— Start of Supplied data —

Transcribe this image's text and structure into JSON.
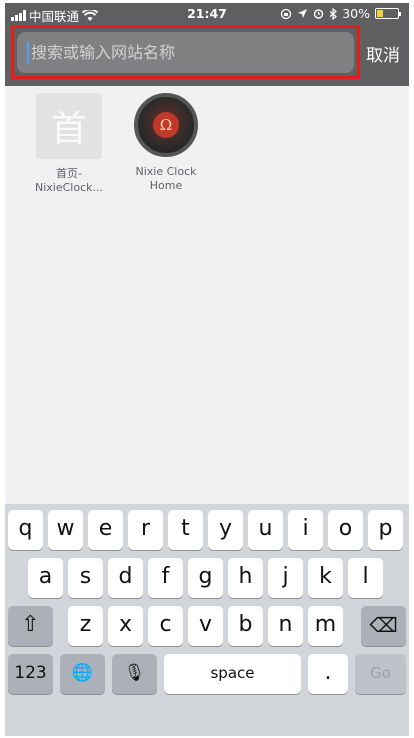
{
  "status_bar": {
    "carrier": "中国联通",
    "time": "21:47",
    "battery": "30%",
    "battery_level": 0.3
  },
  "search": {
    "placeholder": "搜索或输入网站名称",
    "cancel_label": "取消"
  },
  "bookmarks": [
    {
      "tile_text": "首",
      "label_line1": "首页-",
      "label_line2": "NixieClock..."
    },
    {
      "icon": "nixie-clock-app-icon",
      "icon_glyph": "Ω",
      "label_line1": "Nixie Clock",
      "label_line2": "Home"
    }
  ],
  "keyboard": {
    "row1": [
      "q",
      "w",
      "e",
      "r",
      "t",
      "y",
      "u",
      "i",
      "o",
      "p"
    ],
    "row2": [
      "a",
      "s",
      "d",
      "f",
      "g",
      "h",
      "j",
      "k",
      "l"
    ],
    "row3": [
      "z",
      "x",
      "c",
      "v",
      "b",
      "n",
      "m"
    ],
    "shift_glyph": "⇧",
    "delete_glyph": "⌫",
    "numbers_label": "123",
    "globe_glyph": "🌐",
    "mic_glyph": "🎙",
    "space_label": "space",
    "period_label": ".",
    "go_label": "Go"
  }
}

— End of Supplied data —

• Problem to work on:
Make an exact copy of the records shown above, without the pictures.

• Answer to this problem:
Transcribe this image's text and structure into JSON.
{
  "status_bar": {
    "carrier": "中国联通",
    "time": "21:47",
    "battery": "30%",
    "battery_level": 0.3
  },
  "search": {
    "placeholder": "搜索或输入网站名称",
    "cancel_label": "取消"
  },
  "bookmarks": [
    {
      "tile_text": "首",
      "label_line1": "首页-",
      "label_line2": "NixieClock..."
    },
    {
      "icon": "nixie-clock-app-icon",
      "icon_glyph": "Ω",
      "label_line1": "Nixie Clock",
      "label_line2": "Home"
    }
  ],
  "keyboard": {
    "row1": [
      "q",
      "w",
      "e",
      "r",
      "t",
      "y",
      "u",
      "i",
      "o",
      "p"
    ],
    "row2": [
      "a",
      "s",
      "d",
      "f",
      "g",
      "h",
      "j",
      "k",
      "l"
    ],
    "row3": [
      "z",
      "x",
      "c",
      "v",
      "b",
      "n",
      "m"
    ],
    "shift_glyph": "⇧",
    "delete_glyph": "⌫",
    "numbers_label": "123",
    "globe_glyph": "🌐",
    "mic_glyph": "🎙",
    "space_label": "space",
    "period_label": ".",
    "go_label": "Go"
  }
}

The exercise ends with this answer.